▸ **Short exercise**
Copy the entries below word for word, from the first line through the line that contains "142, 356, 148]", including both of those lines.
** Start of Listing **
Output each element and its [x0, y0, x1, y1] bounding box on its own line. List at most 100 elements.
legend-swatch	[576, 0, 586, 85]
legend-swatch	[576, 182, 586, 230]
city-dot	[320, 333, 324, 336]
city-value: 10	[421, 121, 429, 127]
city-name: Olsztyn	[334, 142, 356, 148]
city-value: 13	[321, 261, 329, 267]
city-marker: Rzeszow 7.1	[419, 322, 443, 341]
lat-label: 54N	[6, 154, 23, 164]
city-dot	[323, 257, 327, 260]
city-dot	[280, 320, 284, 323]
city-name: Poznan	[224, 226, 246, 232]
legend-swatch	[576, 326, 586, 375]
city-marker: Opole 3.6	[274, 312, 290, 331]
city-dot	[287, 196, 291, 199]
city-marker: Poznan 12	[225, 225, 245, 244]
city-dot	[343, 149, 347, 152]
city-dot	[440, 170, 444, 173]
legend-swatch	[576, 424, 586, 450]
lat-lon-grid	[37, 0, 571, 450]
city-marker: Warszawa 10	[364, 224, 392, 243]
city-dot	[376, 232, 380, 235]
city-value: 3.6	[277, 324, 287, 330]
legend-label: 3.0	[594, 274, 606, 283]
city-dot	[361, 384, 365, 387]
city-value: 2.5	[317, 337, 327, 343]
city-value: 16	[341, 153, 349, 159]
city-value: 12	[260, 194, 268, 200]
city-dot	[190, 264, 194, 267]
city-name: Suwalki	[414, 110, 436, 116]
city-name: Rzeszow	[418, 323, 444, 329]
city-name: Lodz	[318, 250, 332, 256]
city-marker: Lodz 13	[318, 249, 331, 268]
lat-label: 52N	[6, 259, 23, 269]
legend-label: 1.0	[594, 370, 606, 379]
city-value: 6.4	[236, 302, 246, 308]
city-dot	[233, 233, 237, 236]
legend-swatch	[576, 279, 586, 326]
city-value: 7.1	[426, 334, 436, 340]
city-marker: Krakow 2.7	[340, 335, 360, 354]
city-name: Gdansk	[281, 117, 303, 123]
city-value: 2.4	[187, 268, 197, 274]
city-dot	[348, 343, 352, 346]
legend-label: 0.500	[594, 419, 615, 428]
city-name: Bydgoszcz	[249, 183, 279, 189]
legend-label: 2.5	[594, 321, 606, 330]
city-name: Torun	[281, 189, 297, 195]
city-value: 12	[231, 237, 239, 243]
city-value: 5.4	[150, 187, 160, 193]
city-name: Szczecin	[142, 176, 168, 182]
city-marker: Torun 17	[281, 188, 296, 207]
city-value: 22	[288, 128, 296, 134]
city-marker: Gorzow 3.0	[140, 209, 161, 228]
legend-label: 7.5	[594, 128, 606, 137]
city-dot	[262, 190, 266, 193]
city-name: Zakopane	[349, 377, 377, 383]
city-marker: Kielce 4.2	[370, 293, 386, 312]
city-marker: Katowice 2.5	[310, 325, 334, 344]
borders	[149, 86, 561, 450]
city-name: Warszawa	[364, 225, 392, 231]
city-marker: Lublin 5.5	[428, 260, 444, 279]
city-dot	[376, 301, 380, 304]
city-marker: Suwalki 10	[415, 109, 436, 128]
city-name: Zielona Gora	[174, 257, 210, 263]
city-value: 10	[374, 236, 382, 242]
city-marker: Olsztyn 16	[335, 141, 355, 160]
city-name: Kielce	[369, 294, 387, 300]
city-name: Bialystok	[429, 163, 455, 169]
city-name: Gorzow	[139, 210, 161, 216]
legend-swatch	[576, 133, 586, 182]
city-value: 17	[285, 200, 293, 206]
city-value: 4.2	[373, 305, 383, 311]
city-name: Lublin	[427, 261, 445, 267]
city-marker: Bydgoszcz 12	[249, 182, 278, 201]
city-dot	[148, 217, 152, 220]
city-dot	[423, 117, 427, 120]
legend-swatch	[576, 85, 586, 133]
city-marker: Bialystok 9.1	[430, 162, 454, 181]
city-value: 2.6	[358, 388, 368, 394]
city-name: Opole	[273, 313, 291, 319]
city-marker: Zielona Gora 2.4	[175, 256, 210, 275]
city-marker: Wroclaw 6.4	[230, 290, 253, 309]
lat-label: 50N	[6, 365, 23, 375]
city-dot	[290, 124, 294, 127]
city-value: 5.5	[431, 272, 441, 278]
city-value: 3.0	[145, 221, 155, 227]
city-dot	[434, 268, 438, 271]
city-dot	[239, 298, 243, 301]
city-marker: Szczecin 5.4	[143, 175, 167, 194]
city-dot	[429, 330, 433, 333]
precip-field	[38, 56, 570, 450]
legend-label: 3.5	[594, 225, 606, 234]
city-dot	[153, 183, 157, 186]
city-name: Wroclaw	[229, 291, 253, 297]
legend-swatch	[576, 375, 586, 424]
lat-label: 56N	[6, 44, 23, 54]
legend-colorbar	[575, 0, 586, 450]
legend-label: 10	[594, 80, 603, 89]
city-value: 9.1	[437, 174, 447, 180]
** End of Listing **
▸ **Output**
Output each element and its [x0, y0, x1, y1] bounding box on its own line. List at most 100 elements.
legend-swatch	[576, 0, 586, 85]
legend-swatch	[576, 182, 586, 230]
city-dot	[320, 333, 324, 336]
city-value: 10	[421, 121, 429, 127]
city-name: Olsztyn	[334, 142, 356, 148]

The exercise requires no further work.